● **To be done**:
Go through each line of the records below and count those with the word "type". Give only the count.

[Figure dataset records]
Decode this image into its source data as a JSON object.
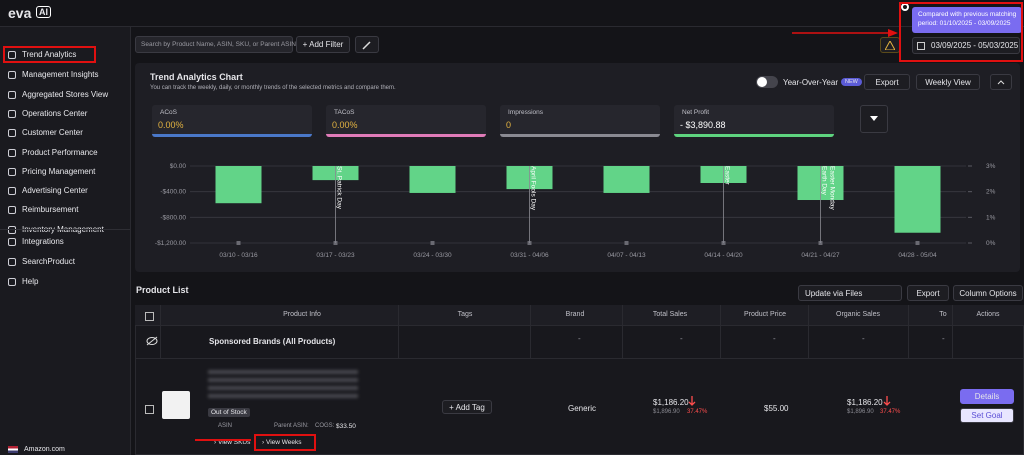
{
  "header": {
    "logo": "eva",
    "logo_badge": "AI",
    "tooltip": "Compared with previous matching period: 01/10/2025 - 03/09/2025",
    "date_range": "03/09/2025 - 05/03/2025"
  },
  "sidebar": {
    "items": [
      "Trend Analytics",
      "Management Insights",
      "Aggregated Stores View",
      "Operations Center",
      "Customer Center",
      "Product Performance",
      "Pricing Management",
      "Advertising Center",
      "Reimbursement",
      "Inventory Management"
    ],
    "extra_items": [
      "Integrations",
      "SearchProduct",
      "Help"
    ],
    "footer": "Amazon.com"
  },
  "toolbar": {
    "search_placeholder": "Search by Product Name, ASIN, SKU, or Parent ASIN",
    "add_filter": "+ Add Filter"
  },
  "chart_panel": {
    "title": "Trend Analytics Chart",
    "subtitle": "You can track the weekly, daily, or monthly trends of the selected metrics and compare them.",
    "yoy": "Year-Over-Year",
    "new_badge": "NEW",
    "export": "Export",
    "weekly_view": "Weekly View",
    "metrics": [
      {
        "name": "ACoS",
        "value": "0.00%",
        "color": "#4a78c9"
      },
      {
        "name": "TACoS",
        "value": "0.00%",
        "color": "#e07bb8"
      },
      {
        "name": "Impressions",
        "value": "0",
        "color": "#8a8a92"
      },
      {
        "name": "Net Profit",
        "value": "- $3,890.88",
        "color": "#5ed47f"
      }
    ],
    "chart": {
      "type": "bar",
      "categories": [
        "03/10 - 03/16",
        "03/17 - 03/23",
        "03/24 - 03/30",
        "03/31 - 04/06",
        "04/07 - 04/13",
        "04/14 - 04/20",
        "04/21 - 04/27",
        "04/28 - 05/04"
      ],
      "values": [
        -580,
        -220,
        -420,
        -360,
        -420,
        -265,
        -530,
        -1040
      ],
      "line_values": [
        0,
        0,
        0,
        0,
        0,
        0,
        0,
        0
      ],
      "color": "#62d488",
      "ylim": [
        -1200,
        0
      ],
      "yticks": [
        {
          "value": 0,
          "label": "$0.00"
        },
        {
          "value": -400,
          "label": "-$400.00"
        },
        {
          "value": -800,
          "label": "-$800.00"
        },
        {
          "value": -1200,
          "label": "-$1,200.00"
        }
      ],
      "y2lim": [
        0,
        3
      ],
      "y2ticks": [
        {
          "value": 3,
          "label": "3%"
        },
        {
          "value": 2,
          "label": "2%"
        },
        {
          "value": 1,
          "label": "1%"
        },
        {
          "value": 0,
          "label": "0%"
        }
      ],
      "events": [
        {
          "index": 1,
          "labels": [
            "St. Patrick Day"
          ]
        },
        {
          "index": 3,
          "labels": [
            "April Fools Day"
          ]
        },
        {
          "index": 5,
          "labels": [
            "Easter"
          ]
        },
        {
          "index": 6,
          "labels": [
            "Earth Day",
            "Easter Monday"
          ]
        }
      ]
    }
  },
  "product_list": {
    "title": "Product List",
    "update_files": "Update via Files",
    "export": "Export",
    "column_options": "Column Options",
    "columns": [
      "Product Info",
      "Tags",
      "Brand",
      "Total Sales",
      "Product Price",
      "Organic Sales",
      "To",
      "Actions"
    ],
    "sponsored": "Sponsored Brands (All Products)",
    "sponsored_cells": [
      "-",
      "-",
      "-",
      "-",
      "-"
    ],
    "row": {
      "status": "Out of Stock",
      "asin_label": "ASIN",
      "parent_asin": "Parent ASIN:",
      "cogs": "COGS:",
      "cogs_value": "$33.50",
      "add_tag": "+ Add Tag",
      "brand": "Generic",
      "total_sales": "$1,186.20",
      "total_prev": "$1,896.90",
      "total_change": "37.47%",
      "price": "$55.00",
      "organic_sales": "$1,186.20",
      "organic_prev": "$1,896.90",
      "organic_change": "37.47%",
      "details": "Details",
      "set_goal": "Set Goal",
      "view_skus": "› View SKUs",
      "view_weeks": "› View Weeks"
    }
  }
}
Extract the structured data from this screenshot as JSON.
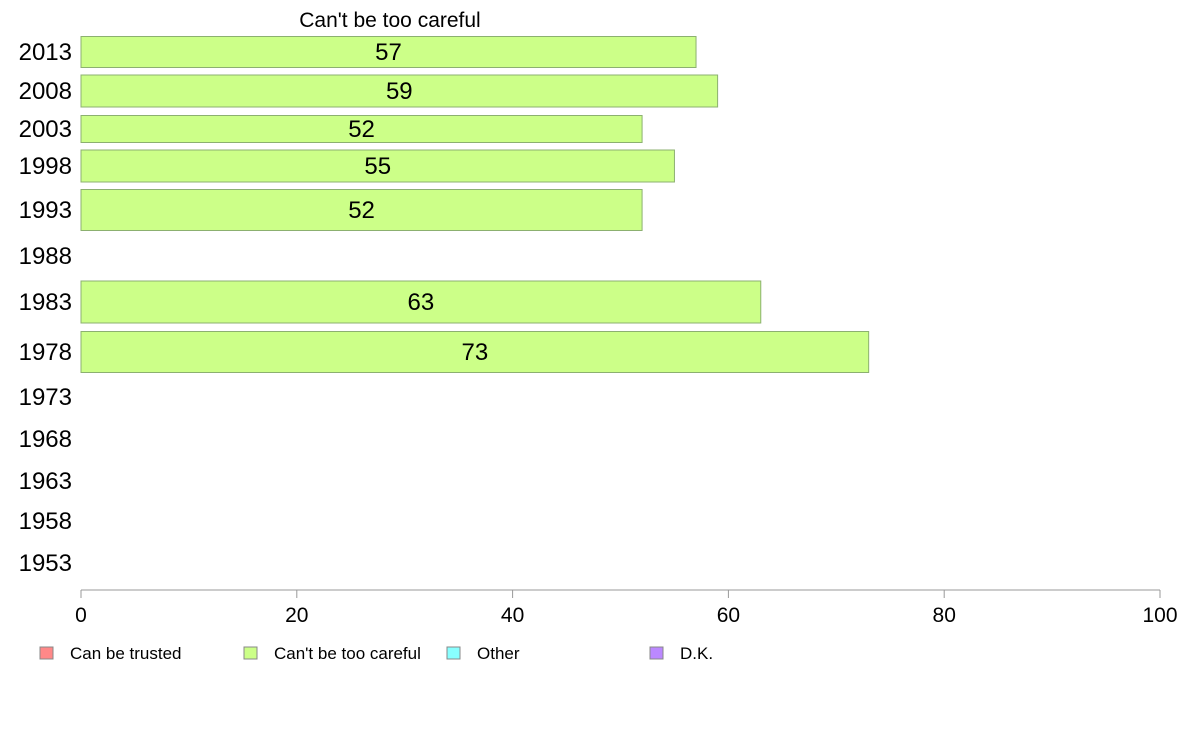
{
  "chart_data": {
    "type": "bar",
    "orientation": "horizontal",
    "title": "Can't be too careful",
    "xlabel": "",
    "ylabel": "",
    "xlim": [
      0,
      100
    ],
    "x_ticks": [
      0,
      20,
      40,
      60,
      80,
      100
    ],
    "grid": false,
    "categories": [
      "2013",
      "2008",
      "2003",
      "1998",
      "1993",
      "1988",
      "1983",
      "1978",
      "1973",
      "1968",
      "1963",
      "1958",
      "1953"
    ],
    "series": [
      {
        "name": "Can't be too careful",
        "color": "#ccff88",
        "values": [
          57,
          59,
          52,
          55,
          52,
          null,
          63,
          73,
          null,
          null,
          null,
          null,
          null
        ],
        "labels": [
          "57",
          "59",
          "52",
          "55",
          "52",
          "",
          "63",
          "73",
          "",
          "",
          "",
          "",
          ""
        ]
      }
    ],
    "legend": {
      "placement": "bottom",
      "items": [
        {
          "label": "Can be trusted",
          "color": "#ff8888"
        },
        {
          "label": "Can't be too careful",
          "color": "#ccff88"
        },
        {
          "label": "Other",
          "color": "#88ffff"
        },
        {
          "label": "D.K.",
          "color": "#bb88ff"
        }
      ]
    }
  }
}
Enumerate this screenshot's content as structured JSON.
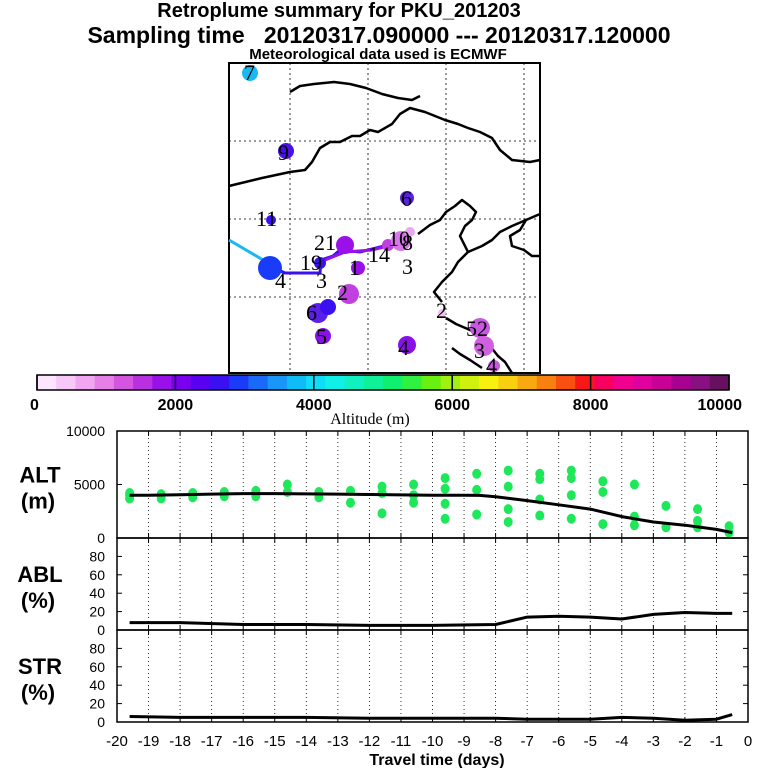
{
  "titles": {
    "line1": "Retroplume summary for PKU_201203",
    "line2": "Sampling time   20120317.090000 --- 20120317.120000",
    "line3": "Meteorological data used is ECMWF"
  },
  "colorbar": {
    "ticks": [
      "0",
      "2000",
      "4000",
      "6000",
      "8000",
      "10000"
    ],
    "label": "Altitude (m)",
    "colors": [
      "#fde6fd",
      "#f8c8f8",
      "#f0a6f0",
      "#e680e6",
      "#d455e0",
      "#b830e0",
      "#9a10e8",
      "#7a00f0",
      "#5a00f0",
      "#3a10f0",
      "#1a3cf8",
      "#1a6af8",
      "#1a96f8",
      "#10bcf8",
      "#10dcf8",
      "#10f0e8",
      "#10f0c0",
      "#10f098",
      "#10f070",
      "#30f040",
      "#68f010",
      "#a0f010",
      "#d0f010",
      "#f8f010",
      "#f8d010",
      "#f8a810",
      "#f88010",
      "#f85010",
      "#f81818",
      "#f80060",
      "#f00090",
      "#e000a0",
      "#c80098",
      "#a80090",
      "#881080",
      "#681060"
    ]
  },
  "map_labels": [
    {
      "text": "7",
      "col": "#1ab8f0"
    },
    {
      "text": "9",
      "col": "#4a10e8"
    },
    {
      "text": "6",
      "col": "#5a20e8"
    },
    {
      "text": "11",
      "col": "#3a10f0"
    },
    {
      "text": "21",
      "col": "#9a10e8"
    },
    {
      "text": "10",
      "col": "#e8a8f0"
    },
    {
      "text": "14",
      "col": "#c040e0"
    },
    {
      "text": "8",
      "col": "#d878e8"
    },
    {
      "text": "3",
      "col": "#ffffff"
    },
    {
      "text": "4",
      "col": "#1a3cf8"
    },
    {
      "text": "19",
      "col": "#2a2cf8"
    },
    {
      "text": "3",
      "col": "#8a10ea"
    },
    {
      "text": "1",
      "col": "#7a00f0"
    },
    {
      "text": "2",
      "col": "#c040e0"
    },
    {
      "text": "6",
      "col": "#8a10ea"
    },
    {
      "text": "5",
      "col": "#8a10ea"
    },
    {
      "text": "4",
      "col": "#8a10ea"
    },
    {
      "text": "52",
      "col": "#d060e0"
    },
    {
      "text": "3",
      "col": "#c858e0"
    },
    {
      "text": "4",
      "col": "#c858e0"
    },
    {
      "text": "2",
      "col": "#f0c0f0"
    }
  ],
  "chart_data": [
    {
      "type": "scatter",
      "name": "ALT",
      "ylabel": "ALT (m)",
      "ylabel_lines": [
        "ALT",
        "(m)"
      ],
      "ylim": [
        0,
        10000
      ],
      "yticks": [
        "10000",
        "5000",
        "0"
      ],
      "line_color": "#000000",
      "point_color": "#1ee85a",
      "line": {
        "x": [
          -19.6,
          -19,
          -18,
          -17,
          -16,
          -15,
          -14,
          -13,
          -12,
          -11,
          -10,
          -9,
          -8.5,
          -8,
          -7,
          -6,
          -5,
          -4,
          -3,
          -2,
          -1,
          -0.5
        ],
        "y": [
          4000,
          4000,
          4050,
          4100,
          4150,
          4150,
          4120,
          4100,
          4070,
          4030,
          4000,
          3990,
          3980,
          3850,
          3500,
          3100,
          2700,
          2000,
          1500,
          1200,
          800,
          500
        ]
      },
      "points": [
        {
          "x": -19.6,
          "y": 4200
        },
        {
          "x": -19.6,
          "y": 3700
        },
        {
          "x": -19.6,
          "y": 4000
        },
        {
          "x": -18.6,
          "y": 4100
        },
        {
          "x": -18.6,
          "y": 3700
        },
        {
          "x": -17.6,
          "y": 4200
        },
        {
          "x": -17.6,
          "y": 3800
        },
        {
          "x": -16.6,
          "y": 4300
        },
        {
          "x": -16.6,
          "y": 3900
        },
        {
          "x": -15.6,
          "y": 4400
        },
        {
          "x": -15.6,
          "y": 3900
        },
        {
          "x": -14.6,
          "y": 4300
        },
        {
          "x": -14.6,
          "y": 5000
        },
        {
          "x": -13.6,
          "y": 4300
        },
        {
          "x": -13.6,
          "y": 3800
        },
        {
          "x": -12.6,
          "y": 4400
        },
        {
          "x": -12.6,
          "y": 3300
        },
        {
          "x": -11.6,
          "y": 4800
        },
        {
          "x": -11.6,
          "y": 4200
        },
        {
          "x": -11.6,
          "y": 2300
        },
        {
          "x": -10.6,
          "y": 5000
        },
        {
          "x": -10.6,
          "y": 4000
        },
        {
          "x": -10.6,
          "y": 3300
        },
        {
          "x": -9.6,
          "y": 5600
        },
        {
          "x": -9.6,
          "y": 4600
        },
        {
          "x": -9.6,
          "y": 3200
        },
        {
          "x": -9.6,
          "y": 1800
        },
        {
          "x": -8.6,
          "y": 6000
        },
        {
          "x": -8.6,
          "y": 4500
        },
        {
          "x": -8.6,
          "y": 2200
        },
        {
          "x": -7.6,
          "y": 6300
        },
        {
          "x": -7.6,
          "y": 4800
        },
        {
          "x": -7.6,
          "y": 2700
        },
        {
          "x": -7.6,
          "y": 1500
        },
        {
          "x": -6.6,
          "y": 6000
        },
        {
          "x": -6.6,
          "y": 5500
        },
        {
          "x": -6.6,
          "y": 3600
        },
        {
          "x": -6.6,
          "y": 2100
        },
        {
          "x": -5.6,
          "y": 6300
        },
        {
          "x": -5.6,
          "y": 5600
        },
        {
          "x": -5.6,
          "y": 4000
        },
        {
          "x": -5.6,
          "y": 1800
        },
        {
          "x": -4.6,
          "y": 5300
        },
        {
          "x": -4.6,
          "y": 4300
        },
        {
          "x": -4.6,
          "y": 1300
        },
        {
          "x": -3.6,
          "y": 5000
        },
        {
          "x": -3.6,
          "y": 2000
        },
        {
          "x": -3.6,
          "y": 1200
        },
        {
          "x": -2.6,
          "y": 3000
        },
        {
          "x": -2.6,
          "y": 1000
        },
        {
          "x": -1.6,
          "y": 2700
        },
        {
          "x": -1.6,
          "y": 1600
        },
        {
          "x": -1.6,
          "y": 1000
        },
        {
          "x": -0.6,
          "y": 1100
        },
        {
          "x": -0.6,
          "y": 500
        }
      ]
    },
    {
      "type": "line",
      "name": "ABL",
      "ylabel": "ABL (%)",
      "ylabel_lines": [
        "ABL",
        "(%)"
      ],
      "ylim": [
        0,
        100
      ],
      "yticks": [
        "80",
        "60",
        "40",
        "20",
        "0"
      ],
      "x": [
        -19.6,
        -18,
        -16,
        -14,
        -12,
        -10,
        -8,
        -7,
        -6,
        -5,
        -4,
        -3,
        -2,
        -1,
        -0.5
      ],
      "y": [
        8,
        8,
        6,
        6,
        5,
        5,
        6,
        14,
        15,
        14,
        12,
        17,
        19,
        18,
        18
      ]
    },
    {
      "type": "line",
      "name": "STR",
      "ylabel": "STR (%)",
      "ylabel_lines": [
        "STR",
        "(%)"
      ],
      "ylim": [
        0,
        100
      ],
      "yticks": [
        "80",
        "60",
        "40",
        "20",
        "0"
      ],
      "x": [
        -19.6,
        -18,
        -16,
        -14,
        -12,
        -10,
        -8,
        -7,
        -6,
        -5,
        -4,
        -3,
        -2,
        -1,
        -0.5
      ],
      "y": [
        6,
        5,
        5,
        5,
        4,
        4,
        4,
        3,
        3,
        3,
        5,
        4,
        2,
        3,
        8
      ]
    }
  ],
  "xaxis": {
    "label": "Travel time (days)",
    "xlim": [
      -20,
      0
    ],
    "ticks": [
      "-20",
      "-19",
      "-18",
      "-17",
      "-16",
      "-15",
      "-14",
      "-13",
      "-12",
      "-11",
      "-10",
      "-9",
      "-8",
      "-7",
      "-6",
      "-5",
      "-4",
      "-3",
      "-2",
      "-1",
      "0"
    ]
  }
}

● **Solved problem**:
5